| What to do |
Return the complete listing that follows, with each line reproduced exactly.

| Records provided |
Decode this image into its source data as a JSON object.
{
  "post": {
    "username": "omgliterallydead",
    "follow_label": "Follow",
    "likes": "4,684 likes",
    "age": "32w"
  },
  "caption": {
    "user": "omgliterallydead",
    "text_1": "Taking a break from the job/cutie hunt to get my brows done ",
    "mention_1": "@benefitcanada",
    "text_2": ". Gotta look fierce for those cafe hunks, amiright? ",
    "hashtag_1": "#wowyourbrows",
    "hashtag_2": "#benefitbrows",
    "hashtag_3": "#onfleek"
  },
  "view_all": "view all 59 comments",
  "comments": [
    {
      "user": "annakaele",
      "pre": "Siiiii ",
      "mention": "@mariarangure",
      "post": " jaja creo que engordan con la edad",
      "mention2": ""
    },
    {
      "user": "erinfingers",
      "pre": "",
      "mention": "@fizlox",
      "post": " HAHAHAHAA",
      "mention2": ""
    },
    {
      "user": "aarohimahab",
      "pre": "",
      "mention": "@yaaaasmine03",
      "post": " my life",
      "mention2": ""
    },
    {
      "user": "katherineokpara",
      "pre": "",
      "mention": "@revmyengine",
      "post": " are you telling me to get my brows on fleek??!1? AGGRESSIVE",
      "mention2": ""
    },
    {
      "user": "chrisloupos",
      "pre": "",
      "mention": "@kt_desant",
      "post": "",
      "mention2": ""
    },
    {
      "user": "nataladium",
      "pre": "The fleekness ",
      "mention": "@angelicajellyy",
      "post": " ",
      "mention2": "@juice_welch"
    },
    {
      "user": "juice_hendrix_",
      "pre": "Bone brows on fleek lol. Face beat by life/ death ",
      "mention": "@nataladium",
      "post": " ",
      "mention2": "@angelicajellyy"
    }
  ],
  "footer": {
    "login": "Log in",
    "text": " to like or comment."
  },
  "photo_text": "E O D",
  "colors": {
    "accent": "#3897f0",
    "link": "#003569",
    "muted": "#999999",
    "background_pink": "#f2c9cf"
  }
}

| Exercise output |
Decode this image into its source data as a JSON object.
{
  "post": {
    "username": "omgliterallydead",
    "follow_label": "Follow",
    "likes": "4,684 likes",
    "age": "32w"
  },
  "caption": {
    "user": "omgliterallydead",
    "text_1": "Taking a break from the job/cutie hunt to get my brows done ",
    "mention_1": "@benefitcanada",
    "text_2": ". Gotta look fierce for those cafe hunks, amiright? ",
    "hashtag_1": "#wowyourbrows",
    "hashtag_2": "#benefitbrows",
    "hashtag_3": "#onfleek"
  },
  "view_all": "view all 59 comments",
  "comments": [
    {
      "user": "annakaele",
      "pre": "Siiiii ",
      "mention": "@mariarangure",
      "post": " jaja creo que engordan con la edad",
      "mention2": ""
    },
    {
      "user": "erinfingers",
      "pre": "",
      "mention": "@fizlox",
      "post": " HAHAHAHAA",
      "mention2": ""
    },
    {
      "user": "aarohimahab",
      "pre": "",
      "mention": "@yaaaasmine03",
      "post": " my life",
      "mention2": ""
    },
    {
      "user": "katherineokpara",
      "pre": "",
      "mention": "@revmyengine",
      "post": " are you telling me to get my brows on fleek??!1? AGGRESSIVE",
      "mention2": ""
    },
    {
      "user": "chrisloupos",
      "pre": "",
      "mention": "@kt_desant",
      "post": "",
      "mention2": ""
    },
    {
      "user": "nataladium",
      "pre": "The fleekness ",
      "mention": "@angelicajellyy",
      "post": " ",
      "mention2": "@juice_welch"
    },
    {
      "user": "juice_hendrix_",
      "pre": "Bone brows on fleek lol. Face beat by life/ death ",
      "mention": "@nataladium",
      "post": " ",
      "mention2": "@angelicajellyy"
    }
  ],
  "footer": {
    "login": "Log in",
    "text": " to like or comment."
  },
  "photo_text": "E O D",
  "colors": {
    "accent": "#3897f0",
    "link": "#003569",
    "muted": "#999999",
    "background_pink": "#f2c9cf"
  }
}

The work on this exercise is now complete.